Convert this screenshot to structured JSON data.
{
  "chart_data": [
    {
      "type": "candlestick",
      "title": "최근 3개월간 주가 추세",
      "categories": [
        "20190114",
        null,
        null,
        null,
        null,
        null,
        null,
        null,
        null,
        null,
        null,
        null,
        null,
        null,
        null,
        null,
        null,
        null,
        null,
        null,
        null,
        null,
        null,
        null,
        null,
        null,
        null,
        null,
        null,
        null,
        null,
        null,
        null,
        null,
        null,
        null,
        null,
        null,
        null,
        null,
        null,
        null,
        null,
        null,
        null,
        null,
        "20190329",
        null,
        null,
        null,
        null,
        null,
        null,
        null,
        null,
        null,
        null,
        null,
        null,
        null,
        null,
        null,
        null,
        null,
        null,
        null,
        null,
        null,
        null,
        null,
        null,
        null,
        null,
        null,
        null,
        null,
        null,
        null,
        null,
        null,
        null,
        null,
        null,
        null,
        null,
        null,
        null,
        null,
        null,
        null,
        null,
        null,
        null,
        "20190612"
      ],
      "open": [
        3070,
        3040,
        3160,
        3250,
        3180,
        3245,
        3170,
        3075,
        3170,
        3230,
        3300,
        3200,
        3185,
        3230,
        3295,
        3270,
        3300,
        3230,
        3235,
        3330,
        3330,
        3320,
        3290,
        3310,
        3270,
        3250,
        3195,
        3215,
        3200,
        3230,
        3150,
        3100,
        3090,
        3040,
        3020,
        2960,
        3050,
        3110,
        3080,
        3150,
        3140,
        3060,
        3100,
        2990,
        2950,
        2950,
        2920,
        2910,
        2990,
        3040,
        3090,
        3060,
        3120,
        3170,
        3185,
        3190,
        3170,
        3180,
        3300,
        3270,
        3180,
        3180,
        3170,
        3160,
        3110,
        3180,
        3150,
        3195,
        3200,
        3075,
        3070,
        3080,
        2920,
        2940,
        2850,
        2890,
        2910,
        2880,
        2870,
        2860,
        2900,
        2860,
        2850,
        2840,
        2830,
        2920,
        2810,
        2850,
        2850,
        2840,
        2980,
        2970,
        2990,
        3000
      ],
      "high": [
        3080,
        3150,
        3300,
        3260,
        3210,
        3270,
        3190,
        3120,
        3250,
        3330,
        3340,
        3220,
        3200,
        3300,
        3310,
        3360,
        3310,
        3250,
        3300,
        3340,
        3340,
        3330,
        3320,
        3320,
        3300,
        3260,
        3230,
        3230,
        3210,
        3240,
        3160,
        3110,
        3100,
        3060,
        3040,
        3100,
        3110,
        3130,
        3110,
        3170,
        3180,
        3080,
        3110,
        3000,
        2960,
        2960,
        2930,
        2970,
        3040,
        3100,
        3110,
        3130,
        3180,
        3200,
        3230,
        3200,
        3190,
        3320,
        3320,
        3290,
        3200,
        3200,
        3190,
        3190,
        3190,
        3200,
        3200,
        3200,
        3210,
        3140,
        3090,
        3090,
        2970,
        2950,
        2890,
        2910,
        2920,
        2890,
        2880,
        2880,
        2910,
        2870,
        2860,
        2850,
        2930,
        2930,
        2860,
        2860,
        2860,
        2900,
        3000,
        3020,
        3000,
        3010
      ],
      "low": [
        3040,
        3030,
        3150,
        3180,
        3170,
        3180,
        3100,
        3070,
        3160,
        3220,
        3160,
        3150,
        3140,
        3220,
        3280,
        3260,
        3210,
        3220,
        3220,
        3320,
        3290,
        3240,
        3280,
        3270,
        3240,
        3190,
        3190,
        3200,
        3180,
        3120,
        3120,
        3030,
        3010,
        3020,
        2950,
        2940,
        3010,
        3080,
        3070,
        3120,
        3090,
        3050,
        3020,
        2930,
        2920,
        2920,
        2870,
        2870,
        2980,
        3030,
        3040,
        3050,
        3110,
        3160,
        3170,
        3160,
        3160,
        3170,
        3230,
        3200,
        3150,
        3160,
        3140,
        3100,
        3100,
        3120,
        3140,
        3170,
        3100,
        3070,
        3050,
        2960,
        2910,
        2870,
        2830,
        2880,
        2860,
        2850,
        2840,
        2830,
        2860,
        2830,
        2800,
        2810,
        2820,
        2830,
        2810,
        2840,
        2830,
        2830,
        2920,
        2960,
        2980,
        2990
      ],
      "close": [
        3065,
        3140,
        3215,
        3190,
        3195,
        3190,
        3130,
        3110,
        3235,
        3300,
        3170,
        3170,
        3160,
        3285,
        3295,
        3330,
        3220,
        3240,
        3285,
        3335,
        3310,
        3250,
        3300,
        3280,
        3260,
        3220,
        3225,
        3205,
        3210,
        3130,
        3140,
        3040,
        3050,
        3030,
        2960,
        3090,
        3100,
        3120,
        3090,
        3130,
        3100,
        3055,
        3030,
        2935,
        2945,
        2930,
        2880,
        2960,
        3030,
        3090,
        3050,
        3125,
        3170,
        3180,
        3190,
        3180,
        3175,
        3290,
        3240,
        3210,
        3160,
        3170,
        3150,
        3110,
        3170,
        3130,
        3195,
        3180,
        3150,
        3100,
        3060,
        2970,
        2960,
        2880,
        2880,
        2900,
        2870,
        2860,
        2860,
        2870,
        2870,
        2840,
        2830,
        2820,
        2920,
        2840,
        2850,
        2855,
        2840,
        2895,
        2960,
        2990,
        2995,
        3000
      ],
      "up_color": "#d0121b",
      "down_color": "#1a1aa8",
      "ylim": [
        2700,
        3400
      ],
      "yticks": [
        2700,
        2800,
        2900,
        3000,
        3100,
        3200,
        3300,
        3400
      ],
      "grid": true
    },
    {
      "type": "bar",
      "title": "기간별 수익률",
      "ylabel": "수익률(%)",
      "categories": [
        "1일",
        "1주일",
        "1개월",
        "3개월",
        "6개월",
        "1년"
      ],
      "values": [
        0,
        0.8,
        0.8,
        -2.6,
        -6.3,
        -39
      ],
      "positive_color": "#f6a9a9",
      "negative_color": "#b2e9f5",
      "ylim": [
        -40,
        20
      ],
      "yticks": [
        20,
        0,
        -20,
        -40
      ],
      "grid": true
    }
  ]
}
——
_WHAT IS NEEDED:_ Restate every record exactly, leaving nothing out.

_WRITTEN ANSWER:_
Convert this screenshot to structured JSON data.
{
  "chart_data": [
    {
      "type": "candlestick",
      "title": "최근 3개월간 주가 추세",
      "categories": [
        "20190114",
        null,
        null,
        null,
        null,
        null,
        null,
        null,
        null,
        null,
        null,
        null,
        null,
        null,
        null,
        null,
        null,
        null,
        null,
        null,
        null,
        null,
        null,
        null,
        null,
        null,
        null,
        null,
        null,
        null,
        null,
        null,
        null,
        null,
        null,
        null,
        null,
        null,
        null,
        null,
        null,
        null,
        null,
        null,
        null,
        null,
        "20190329",
        null,
        null,
        null,
        null,
        null,
        null,
        null,
        null,
        null,
        null,
        null,
        null,
        null,
        null,
        null,
        null,
        null,
        null,
        null,
        null,
        null,
        null,
        null,
        null,
        null,
        null,
        null,
        null,
        null,
        null,
        null,
        null,
        null,
        null,
        null,
        null,
        null,
        null,
        null,
        null,
        null,
        null,
        null,
        null,
        null,
        null,
        "20190612"
      ],
      "open": [
        3070,
        3040,
        3160,
        3250,
        3180,
        3245,
        3170,
        3075,
        3170,
        3230,
        3300,
        3200,
        3185,
        3230,
        3295,
        3270,
        3300,
        3230,
        3235,
        3330,
        3330,
        3320,
        3290,
        3310,
        3270,
        3250,
        3195,
        3215,
        3200,
        3230,
        3150,
        3100,
        3090,
        3040,
        3020,
        2960,
        3050,
        3110,
        3080,
        3150,
        3140,
        3060,
        3100,
        2990,
        2950,
        2950,
        2920,
        2910,
        2990,
        3040,
        3090,
        3060,
        3120,
        3170,
        3185,
        3190,
        3170,
        3180,
        3300,
        3270,
        3180,
        3180,
        3170,
        3160,
        3110,
        3180,
        3150,
        3195,
        3200,
        3075,
        3070,
        3080,
        2920,
        2940,
        2850,
        2890,
        2910,
        2880,
        2870,
        2860,
        2900,
        2860,
        2850,
        2840,
        2830,
        2920,
        2810,
        2850,
        2850,
        2840,
        2980,
        2970,
        2990,
        3000
      ],
      "high": [
        3080,
        3150,
        3300,
        3260,
        3210,
        3270,
        3190,
        3120,
        3250,
        3330,
        3340,
        3220,
        3200,
        3300,
        3310,
        3360,
        3310,
        3250,
        3300,
        3340,
        3340,
        3330,
        3320,
        3320,
        3300,
        3260,
        3230,
        3230,
        3210,
        3240,
        3160,
        3110,
        3100,
        3060,
        3040,
        3100,
        3110,
        3130,
        3110,
        3170,
        3180,
        3080,
        3110,
        3000,
        2960,
        2960,
        2930,
        2970,
        3040,
        3100,
        3110,
        3130,
        3180,
        3200,
        3230,
        3200,
        3190,
        3320,
        3320,
        3290,
        3200,
        3200,
        3190,
        3190,
        3190,
        3200,
        3200,
        3200,
        3210,
        3140,
        3090,
        3090,
        2970,
        2950,
        2890,
        2910,
        2920,
        2890,
        2880,
        2880,
        2910,
        2870,
        2860,
        2850,
        2930,
        2930,
        2860,
        2860,
        2860,
        2900,
        3000,
        3020,
        3000,
        3010
      ],
      "low": [
        3040,
        3030,
        3150,
        3180,
        3170,
        3180,
        3100,
        3070,
        3160,
        3220,
        3160,
        3150,
        3140,
        3220,
        3280,
        3260,
        3210,
        3220,
        3220,
        3320,
        3290,
        3240,
        3280,
        3270,
        3240,
        3190,
        3190,
        3200,
        3180,
        3120,
        3120,
        3030,
        3010,
        3020,
        2950,
        2940,
        3010,
        3080,
        3070,
        3120,
        3090,
        3050,
        3020,
        2930,
        2920,
        2920,
        2870,
        2870,
        2980,
        3030,
        3040,
        3050,
        3110,
        3160,
        3170,
        3160,
        3160,
        3170,
        3230,
        3200,
        3150,
        3160,
        3140,
        3100,
        3100,
        3120,
        3140,
        3170,
        3100,
        3070,
        3050,
        2960,
        2910,
        2870,
        2830,
        2880,
        2860,
        2850,
        2840,
        2830,
        2860,
        2830,
        2800,
        2810,
        2820,
        2830,
        2810,
        2840,
        2830,
        2830,
        2920,
        2960,
        2980,
        2990
      ],
      "close": [
        3065,
        3140,
        3215,
        3190,
        3195,
        3190,
        3130,
        3110,
        3235,
        3300,
        3170,
        3170,
        3160,
        3285,
        3295,
        3330,
        3220,
        3240,
        3285,
        3335,
        3310,
        3250,
        3300,
        3280,
        3260,
        3220,
        3225,
        3205,
        3210,
        3130,
        3140,
        3040,
        3050,
        3030,
        2960,
        3090,
        3100,
        3120,
        3090,
        3130,
        3100,
        3055,
        3030,
        2935,
        2945,
        2930,
        2880,
        2960,
        3030,
        3090,
        3050,
        3125,
        3170,
        3180,
        3190,
        3180,
        3175,
        3290,
        3240,
        3210,
        3160,
        3170,
        3150,
        3110,
        3170,
        3130,
        3195,
        3180,
        3150,
        3100,
        3060,
        2970,
        2960,
        2880,
        2880,
        2900,
        2870,
        2860,
        2860,
        2870,
        2870,
        2840,
        2830,
        2820,
        2920,
        2840,
        2850,
        2855,
        2840,
        2895,
        2960,
        2990,
        2995,
        3000
      ],
      "up_color": "#d0121b",
      "down_color": "#1a1aa8",
      "ylim": [
        2700,
        3400
      ],
      "yticks": [
        2700,
        2800,
        2900,
        3000,
        3100,
        3200,
        3300,
        3400
      ],
      "grid": true
    },
    {
      "type": "bar",
      "title": "기간별 수익률",
      "ylabel": "수익률(%)",
      "categories": [
        "1일",
        "1주일",
        "1개월",
        "3개월",
        "6개월",
        "1년"
      ],
      "values": [
        0,
        0.8,
        0.8,
        -2.6,
        -6.3,
        -39
      ],
      "positive_color": "#f6a9a9",
      "negative_color": "#b2e9f5",
      "ylim": [
        -40,
        20
      ],
      "yticks": [
        20,
        0,
        -20,
        -40
      ],
      "grid": true
    }
  ]
}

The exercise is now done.